» **TASK**
Output every record below exactly.

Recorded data
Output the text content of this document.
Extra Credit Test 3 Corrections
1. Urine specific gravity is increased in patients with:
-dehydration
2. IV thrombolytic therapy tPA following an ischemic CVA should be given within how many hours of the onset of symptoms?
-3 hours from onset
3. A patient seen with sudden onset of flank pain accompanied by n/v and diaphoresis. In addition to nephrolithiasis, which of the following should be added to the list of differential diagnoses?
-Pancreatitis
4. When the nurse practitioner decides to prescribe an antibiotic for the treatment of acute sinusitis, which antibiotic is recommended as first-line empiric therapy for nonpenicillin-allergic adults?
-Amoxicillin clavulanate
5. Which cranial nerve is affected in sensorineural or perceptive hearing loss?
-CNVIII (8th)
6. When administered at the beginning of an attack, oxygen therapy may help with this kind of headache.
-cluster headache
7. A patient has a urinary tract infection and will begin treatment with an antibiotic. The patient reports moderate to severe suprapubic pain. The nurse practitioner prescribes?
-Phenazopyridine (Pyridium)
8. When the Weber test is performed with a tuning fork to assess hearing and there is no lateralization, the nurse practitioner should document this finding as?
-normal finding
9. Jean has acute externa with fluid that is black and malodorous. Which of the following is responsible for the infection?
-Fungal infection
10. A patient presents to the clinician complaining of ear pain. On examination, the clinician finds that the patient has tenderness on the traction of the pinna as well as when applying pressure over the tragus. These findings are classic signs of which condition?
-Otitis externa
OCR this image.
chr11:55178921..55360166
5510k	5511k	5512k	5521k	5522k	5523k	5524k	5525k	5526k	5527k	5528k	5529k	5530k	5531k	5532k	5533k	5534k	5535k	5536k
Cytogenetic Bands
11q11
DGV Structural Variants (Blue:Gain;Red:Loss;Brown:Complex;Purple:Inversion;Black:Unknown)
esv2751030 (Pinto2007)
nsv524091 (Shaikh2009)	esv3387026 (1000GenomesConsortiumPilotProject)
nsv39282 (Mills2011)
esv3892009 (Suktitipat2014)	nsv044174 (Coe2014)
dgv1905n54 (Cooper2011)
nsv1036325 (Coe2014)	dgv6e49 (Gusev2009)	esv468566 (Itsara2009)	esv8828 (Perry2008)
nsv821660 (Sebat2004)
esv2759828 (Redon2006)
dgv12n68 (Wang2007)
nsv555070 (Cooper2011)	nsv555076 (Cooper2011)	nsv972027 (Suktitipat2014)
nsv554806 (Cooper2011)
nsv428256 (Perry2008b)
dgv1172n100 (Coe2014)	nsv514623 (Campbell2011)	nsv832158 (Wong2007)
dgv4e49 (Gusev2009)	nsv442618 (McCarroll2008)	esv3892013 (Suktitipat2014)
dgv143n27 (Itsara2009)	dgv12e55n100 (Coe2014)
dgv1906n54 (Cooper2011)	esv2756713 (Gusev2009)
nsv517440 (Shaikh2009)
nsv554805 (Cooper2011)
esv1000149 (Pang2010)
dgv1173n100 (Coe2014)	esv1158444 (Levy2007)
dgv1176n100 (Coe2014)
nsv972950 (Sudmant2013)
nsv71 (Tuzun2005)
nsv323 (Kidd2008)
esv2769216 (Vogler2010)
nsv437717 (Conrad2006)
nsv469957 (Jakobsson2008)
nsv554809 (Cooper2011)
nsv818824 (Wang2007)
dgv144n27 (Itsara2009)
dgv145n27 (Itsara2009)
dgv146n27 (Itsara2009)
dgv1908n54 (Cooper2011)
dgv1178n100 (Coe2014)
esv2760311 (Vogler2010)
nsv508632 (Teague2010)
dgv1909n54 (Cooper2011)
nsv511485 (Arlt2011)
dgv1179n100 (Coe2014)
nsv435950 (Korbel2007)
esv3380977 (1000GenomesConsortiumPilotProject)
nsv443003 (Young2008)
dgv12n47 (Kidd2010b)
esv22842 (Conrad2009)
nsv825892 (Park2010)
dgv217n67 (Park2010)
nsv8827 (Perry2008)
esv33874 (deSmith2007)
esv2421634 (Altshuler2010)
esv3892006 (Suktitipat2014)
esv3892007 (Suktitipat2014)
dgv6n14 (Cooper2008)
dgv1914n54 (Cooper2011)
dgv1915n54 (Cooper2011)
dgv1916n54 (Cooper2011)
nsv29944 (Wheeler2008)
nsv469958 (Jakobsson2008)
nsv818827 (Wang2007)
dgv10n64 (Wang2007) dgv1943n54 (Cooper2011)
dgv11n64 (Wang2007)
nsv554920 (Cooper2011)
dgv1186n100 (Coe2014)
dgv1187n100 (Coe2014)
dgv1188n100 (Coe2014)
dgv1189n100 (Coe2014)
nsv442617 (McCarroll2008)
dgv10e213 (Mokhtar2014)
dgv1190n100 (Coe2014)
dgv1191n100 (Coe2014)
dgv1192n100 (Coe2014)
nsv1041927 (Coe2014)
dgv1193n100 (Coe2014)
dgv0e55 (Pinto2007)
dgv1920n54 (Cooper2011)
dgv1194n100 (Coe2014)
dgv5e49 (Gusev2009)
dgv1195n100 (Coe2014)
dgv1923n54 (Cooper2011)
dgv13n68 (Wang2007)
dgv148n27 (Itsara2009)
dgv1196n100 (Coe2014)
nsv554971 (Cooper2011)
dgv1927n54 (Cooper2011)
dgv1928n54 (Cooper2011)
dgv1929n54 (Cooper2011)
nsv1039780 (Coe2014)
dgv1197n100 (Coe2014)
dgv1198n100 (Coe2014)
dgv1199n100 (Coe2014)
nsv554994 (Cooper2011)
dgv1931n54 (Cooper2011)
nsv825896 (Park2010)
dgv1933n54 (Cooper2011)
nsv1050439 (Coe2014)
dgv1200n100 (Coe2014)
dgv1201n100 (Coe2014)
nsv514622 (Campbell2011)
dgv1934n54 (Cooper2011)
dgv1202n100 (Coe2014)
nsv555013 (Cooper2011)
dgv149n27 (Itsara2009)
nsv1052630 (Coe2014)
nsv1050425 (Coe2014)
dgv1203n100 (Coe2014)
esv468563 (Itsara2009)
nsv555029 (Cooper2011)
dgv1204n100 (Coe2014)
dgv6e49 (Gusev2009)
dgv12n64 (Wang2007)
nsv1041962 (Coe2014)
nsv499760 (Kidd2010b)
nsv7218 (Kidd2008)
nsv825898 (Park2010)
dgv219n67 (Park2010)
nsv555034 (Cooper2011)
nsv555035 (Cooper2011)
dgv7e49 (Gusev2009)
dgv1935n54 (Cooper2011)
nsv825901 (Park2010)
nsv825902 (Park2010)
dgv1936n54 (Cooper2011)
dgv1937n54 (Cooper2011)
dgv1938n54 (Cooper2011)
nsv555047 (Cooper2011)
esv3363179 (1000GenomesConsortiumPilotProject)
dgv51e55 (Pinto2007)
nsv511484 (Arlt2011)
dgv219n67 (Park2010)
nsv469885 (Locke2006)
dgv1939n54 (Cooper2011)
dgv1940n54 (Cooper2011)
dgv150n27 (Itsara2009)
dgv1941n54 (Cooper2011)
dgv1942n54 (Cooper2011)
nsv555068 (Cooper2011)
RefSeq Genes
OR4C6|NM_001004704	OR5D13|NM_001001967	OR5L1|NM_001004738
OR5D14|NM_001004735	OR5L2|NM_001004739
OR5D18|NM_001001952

» **ANSWER SPACE**
Output the text content of this document.
Extra Credit Test 3 Corrections
1. Urine specific gravity is increased in patients with:
-dehydration
2. IV thrombolytic therapy tPA following an ischemic CVA should be given within how many hours of the onset of symptoms?
-3 hours from onset
3. A patient seen with sudden onset of flank pain accompanied by n/v and diaphoresis. In addition to nephrolithiasis, which of the following should be added to the list of differential diagnoses?
-Pancreatitis
4. When the nurse practitioner decides to prescribe an antibiotic for the treatment of acute sinusitis, which antibiotic is recommended as first-line empiric therapy for nonpenicillin-allergic adults?
-Amoxicillin clavulanate
5. Which cranial nerve is affected in sensorineural or perceptive hearing loss?
-CNVIII (8th)
6. When administered at the beginning of an attack, oxygen therapy may help with this kind of headache.
-cluster headache
7. A patient has a urinary tract infection and will begin treatment with an antibiotic. The patient reports moderate to severe suprapubic pain. The nurse practitioner prescribes?
-Phenazopyridine (Pyridium)
8. When the Weber test is performed with a tuning fork to assess hearing and there is no lateralization, the nurse practitioner should document this finding as?
-normal finding
9. Jean has acute externa with fluid that is black and malodorous. Which of the following is responsible for the infection?
-Fungal infection
10. A patient presents to the clinician complaining of ear pain. On examination, the clinician finds that the patient has tenderness on the traction of the pinna as well as when applying pressure over the tragus. These findings are classic signs of which condition?
-Otitis externa
OCR this image.
chr11:55178921..55360166
5510k	5511k	5512k	5521k	5522k	5523k	5524k	5525k	5526k	5527k	5528k	5529k	5530k	5531k	5532k	5533k	5534k	5535k	5536k
Cytogenetic Bands
11q11
DGV Structural Variants (Blue:Gain;Red:Loss;Brown:Complex;Purple:Inversion;Black:Unknown)
esv2751030 (Pinto2007)
nsv524091 (Shaikh2009)	esv3387026 (1000GenomesConsortiumPilotProject)
nsv39282 (Mills2011)
esv3892009 (Suktitipat2014)	nsv044174 (Coe2014)
dgv1905n54 (Cooper2011)
nsv1036325 (Coe2014)	dgv6e49 (Gusev2009)	esv468566 (Itsara2009)	esv8828 (Perry2008)
nsv821660 (Sebat2004)
esv2759828 (Redon2006)
dgv12n68 (Wang2007)
nsv555070 (Cooper2011)	nsv555076 (Cooper2011)	nsv972027 (Suktitipat2014)
nsv554806 (Cooper2011)
nsv428256 (Perry2008b)
dgv1172n100 (Coe2014)	nsv514623 (Campbell2011)	nsv832158 (Wong2007)
dgv4e49 (Gusev2009)	nsv442618 (McCarroll2008)	esv3892013 (Suktitipat2014)
dgv143n27 (Itsara2009)	dgv12e55n100 (Coe2014)
dgv1906n54 (Cooper2011)	esv2756713 (Gusev2009)
nsv517440 (Shaikh2009)
nsv554805 (Cooper2011)
esv1000149 (Pang2010)
dgv1173n100 (Coe2014)	esv1158444 (Levy2007)
dgv1176n100 (Coe2014)
nsv972950 (Sudmant2013)
nsv71 (Tuzun2005)
nsv323 (Kidd2008)
esv2769216 (Vogler2010)
nsv437717 (Conrad2006)
nsv469957 (Jakobsson2008)
nsv554809 (Cooper2011)
nsv818824 (Wang2007)
dgv144n27 (Itsara2009)
dgv145n27 (Itsara2009)
dgv146n27 (Itsara2009)
dgv1908n54 (Cooper2011)
dgv1178n100 (Coe2014)
esv2760311 (Vogler2010)
nsv508632 (Teague2010)
dgv1909n54 (Cooper2011)
nsv511485 (Arlt2011)
dgv1179n100 (Coe2014)
nsv435950 (Korbel2007)
esv3380977 (1000GenomesConsortiumPilotProject)
nsv443003 (Young2008)
dgv12n47 (Kidd2010b)
esv22842 (Conrad2009)
nsv825892 (Park2010)
dgv217n67 (Park2010)
nsv8827 (Perry2008)
esv33874 (deSmith2007)
esv2421634 (Altshuler2010)
esv3892006 (Suktitipat2014)
esv3892007 (Suktitipat2014)
dgv6n14 (Cooper2008)
dgv1914n54 (Cooper2011)
dgv1915n54 (Cooper2011)
dgv1916n54 (Cooper2011)
nsv29944 (Wheeler2008)
nsv469958 (Jakobsson2008)
nsv818827 (Wang2007)
dgv10n64 (Wang2007) dgv1943n54 (Cooper2011)
dgv11n64 (Wang2007)
nsv554920 (Cooper2011)
dgv1186n100 (Coe2014)
dgv1187n100 (Coe2014)
dgv1188n100 (Coe2014)
dgv1189n100 (Coe2014)
nsv442617 (McCarroll2008)
dgv10e213 (Mokhtar2014)
dgv1190n100 (Coe2014)
dgv1191n100 (Coe2014)
dgv1192n100 (Coe2014)
nsv1041927 (Coe2014)
dgv1193n100 (Coe2014)
dgv0e55 (Pinto2007)
dgv1920n54 (Cooper2011)
dgv1194n100 (Coe2014)
dgv5e49 (Gusev2009)
dgv1195n100 (Coe2014)
dgv1923n54 (Cooper2011)
dgv13n68 (Wang2007)
dgv148n27 (Itsara2009)
dgv1196n100 (Coe2014)
nsv554971 (Cooper2011)
dgv1927n54 (Cooper2011)
dgv1928n54 (Cooper2011)
dgv1929n54 (Cooper2011)
nsv1039780 (Coe2014)
dgv1197n100 (Coe2014)
dgv1198n100 (Coe2014)
dgv1199n100 (Coe2014)
nsv554994 (Cooper2011)
dgv1931n54 (Cooper2011)
nsv825896 (Park2010)
dgv1933n54 (Cooper2011)
nsv1050439 (Coe2014)
dgv1200n100 (Coe2014)
dgv1201n100 (Coe2014)
nsv514622 (Campbell2011)
dgv1934n54 (Cooper2011)
dgv1202n100 (Coe2014)
nsv555013 (Cooper2011)
dgv149n27 (Itsara2009)
nsv1052630 (Coe2014)
nsv1050425 (Coe2014)
dgv1203n100 (Coe2014)
esv468563 (Itsara2009)
nsv555029 (Cooper2011)
dgv1204n100 (Coe2014)
dgv6e49 (Gusev2009)
dgv12n64 (Wang2007)
nsv1041962 (Coe2014)
nsv499760 (Kidd2010b)
nsv7218 (Kidd2008)
nsv825898 (Park2010)
dgv219n67 (Park2010)
nsv555034 (Cooper2011)
nsv555035 (Cooper2011)
dgv7e49 (Gusev2009)
dgv1935n54 (Cooper2011)
nsv825901 (Park2010)
nsv825902 (Park2010)
dgv1936n54 (Cooper2011)
dgv1937n54 (Cooper2011)
dgv1938n54 (Cooper2011)
nsv555047 (Cooper2011)
esv3363179 (1000GenomesConsortiumPilotProject)
dgv51e55 (Pinto2007)
nsv511484 (Arlt2011)
dgv219n67 (Park2010)
nsv469885 (Locke2006)
dgv1939n54 (Cooper2011)
dgv1940n54 (Cooper2011)
dgv150n27 (Itsara2009)
dgv1941n54 (Cooper2011)
dgv1942n54 (Cooper2011)
nsv555068 (Cooper2011)
RefSeq Genes
OR4C6|NM_001004704	OR5D13|NM_001001967	OR5L1|NM_001004738
OR5D14|NM_001004735	OR5L2|NM_001004739
OR5D18|NM_001001952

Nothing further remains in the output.